• Problem to work on: Word for word, copy all the data and drop the pictures.

• Data for the task:
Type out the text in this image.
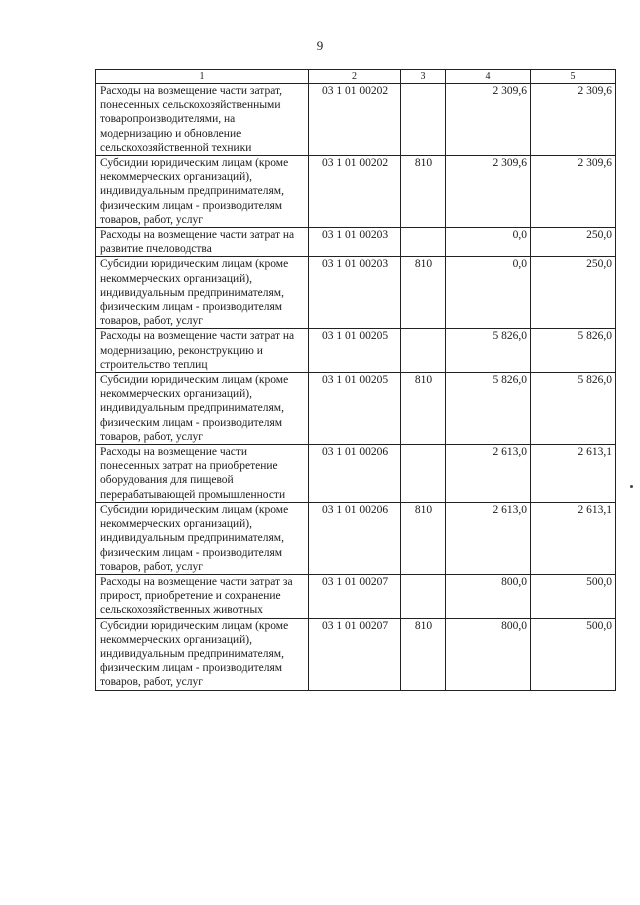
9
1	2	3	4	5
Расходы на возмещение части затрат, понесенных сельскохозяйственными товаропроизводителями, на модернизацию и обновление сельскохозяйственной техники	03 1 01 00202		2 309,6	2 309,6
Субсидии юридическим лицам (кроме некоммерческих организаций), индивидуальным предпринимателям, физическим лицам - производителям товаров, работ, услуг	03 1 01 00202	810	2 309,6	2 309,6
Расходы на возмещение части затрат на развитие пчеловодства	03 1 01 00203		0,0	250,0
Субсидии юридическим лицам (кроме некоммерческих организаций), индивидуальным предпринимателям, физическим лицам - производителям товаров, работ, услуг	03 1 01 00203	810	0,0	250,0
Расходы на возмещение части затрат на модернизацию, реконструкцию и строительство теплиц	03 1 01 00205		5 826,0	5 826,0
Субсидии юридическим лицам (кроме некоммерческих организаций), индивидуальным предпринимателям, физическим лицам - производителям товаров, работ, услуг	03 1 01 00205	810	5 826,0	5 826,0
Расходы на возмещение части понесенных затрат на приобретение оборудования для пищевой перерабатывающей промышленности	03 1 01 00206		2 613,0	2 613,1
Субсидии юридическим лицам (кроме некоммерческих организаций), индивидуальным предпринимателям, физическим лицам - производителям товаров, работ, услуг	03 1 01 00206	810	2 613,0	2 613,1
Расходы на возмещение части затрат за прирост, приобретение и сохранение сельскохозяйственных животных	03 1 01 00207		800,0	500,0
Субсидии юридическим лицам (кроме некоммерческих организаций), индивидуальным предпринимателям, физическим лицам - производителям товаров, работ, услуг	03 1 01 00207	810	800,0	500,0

• Full solution:
Type out the text in this image.
9
1	2	3	4	5
Расходы на возмещение части затрат, понесенных сельскохозяйственными товаропроизводителями, на модернизацию и обновление сельскохозяйственной техники	03 1 01 00202		2 309,6	2 309,6
Субсидии юридическим лицам (кроме некоммерческих организаций), индивидуальным предпринимателям, физическим лицам - производителям товаров, работ, услуг	03 1 01 00202	810	2 309,6	2 309,6
Расходы на возмещение части затрат на развитие пчеловодства	03 1 01 00203		0,0	250,0
Субсидии юридическим лицам (кроме некоммерческих организаций), индивидуальным предпринимателям, физическим лицам - производителям товаров, работ, услуг	03 1 01 00203	810	0,0	250,0
Расходы на возмещение части затрат на модернизацию, реконструкцию и строительство теплиц	03 1 01 00205		5 826,0	5 826,0
Субсидии юридическим лицам (кроме некоммерческих организаций), индивидуальным предпринимателям, физическим лицам - производителям товаров, работ, услуг	03 1 01 00205	810	5 826,0	5 826,0
Расходы на возмещение части понесенных затрат на приобретение оборудования для пищевой перерабатывающей промышленности	03 1 01 00206		2 613,0	2 613,1
Субсидии юридическим лицам (кроме некоммерческих организаций), индивидуальным предпринимателям, физическим лицам - производителям товаров, работ, услуг	03 1 01 00206	810	2 613,0	2 613,1
Расходы на возмещение части затрат за прирост, приобретение и сохранение сельскохозяйственных животных	03 1 01 00207		800,0	500,0
Субсидии юридическим лицам (кроме некоммерческих организаций), индивидуальным предпринимателям, физическим лицам - производителям товаров, работ, услуг	03 1 01 00207	810	800,0	500,0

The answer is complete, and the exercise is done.